■ **Directions for this task**
Copy whichever lines contain the string "nExplorer".

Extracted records

═══

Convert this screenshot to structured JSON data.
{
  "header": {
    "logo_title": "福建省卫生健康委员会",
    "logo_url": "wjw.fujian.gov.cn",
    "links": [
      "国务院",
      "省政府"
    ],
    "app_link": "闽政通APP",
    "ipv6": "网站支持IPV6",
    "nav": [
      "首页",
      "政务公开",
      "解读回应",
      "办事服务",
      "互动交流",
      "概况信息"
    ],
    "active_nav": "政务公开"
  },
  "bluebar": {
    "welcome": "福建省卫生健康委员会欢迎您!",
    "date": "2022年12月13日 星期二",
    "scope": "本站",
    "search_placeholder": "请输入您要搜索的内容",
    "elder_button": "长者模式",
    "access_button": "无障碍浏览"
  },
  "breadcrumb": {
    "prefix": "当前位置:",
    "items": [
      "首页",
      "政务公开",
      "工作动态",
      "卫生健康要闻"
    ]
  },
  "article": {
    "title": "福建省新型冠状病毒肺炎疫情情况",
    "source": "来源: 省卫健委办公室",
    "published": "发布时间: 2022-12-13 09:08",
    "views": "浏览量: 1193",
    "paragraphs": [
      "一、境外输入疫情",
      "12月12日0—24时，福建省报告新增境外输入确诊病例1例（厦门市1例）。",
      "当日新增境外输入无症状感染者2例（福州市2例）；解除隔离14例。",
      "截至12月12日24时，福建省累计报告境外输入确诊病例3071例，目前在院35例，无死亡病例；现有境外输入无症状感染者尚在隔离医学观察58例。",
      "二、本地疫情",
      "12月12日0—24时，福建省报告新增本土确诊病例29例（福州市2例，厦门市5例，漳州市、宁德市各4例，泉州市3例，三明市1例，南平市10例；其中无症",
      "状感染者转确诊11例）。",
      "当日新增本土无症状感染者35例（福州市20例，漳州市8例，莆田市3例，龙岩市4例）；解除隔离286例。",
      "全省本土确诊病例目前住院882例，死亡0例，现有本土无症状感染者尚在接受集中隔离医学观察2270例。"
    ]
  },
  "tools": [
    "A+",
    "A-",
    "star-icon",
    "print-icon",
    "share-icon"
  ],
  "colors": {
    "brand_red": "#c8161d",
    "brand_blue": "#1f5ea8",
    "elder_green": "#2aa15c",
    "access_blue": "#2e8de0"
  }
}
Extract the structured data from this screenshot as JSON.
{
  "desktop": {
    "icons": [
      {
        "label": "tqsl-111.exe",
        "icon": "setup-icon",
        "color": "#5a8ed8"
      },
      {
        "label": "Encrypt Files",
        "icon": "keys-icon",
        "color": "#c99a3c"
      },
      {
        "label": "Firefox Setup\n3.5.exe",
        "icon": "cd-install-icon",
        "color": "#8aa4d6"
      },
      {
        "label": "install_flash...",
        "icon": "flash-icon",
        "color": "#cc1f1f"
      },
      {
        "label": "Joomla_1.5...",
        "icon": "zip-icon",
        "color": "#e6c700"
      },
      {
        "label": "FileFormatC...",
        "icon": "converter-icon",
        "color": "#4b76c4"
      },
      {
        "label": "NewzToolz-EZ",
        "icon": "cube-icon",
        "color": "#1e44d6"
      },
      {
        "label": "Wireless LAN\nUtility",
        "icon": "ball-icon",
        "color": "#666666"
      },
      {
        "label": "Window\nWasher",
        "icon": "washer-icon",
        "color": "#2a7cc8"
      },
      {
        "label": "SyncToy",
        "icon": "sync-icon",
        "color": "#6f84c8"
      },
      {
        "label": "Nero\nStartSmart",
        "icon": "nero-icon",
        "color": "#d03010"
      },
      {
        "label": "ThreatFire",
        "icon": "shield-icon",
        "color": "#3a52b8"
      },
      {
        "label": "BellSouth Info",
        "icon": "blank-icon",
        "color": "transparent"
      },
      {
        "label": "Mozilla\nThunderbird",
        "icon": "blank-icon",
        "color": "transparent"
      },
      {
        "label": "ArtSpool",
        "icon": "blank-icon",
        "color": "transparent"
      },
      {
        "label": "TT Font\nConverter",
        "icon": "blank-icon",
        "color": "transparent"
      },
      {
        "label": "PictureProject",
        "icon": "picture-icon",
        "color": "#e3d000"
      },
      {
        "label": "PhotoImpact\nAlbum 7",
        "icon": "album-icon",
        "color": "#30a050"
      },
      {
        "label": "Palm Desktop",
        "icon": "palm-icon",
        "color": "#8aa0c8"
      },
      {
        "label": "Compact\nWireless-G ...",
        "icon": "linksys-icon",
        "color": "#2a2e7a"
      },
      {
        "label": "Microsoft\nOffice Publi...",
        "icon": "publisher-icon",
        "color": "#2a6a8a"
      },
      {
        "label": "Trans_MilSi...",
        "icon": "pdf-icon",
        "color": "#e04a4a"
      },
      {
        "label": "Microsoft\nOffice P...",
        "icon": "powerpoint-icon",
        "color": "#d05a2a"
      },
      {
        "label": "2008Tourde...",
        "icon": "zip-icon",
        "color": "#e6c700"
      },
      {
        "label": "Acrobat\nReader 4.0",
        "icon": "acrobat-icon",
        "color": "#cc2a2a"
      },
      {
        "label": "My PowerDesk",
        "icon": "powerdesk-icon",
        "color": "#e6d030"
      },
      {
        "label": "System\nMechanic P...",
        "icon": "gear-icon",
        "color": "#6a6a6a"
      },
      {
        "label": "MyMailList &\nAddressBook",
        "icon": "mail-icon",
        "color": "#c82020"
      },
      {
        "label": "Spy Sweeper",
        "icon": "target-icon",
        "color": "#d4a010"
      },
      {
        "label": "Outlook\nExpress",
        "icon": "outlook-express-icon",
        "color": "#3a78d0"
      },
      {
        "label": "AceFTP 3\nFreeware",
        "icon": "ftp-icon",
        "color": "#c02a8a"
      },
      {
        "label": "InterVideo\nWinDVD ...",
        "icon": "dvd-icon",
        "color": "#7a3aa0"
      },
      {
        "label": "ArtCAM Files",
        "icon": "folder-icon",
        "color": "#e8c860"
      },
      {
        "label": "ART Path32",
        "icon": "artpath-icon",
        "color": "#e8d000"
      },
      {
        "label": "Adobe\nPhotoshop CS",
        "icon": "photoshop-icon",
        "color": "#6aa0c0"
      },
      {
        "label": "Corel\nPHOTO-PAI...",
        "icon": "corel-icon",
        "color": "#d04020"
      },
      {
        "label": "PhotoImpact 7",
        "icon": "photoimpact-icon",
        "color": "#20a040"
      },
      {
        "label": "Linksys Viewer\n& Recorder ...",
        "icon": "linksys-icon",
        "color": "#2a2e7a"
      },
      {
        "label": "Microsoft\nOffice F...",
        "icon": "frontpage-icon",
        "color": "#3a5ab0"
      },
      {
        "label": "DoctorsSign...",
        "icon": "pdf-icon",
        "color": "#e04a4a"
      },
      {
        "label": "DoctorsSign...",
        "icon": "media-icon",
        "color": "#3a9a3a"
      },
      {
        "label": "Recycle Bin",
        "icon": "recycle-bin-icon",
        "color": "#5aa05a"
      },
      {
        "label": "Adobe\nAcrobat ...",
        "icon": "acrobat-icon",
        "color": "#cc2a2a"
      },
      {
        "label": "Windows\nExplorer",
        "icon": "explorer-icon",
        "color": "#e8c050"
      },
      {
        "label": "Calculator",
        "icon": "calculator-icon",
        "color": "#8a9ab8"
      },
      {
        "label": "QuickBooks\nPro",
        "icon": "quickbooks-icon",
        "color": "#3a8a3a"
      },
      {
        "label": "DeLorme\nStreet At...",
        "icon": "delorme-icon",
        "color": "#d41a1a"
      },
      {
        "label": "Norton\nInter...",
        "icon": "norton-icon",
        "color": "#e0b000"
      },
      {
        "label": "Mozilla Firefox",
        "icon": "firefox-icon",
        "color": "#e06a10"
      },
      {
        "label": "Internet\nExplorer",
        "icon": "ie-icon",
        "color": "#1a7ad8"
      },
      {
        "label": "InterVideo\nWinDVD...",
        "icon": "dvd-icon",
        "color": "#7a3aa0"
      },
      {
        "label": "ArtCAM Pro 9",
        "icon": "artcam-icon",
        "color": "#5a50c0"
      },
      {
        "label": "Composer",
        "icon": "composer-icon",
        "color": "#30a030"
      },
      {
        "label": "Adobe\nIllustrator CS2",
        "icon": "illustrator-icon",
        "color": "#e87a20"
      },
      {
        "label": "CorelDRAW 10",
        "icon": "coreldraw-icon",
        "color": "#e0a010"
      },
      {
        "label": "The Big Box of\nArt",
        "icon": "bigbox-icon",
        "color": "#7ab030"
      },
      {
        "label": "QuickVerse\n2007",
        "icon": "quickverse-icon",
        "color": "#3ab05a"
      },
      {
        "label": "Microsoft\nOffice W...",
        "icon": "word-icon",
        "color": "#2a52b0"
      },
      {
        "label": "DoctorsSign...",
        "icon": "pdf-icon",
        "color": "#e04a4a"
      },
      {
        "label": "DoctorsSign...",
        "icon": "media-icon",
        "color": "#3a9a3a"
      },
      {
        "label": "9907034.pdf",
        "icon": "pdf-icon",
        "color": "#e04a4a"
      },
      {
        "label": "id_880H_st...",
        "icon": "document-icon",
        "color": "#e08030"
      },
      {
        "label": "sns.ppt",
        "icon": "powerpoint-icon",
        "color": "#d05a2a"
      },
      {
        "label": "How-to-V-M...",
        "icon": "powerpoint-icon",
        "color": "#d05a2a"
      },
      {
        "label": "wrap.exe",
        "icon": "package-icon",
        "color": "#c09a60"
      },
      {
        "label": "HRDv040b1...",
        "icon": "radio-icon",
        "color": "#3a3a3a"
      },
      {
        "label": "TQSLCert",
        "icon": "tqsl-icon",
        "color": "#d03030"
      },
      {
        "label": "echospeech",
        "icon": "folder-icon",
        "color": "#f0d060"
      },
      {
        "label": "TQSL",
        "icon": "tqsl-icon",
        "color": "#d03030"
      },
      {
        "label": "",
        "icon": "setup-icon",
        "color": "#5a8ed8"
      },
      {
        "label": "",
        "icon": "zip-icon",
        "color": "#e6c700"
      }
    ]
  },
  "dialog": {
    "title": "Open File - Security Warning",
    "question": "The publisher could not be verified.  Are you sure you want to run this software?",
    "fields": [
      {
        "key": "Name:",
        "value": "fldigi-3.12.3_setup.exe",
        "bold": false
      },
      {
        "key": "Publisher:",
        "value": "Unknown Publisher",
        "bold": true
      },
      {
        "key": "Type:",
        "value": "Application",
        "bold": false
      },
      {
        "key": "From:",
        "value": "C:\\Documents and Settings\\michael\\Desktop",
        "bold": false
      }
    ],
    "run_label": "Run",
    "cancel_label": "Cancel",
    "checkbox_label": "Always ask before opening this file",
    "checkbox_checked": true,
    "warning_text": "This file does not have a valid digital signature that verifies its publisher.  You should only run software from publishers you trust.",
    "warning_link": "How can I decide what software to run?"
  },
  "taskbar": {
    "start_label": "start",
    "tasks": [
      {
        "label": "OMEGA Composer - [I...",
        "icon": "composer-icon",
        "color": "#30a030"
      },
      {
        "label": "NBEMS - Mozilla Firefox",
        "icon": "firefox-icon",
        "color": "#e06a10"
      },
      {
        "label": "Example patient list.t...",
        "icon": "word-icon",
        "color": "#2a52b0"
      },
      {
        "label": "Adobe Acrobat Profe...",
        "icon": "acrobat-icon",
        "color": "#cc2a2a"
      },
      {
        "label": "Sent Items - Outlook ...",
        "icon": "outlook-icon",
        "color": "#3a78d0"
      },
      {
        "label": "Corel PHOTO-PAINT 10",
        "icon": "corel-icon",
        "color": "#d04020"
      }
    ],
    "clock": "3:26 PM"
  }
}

═══

■ **Answer for this exercise**
        "label": "Windows\nExplorer",
        "label": "Internet\nExplorer",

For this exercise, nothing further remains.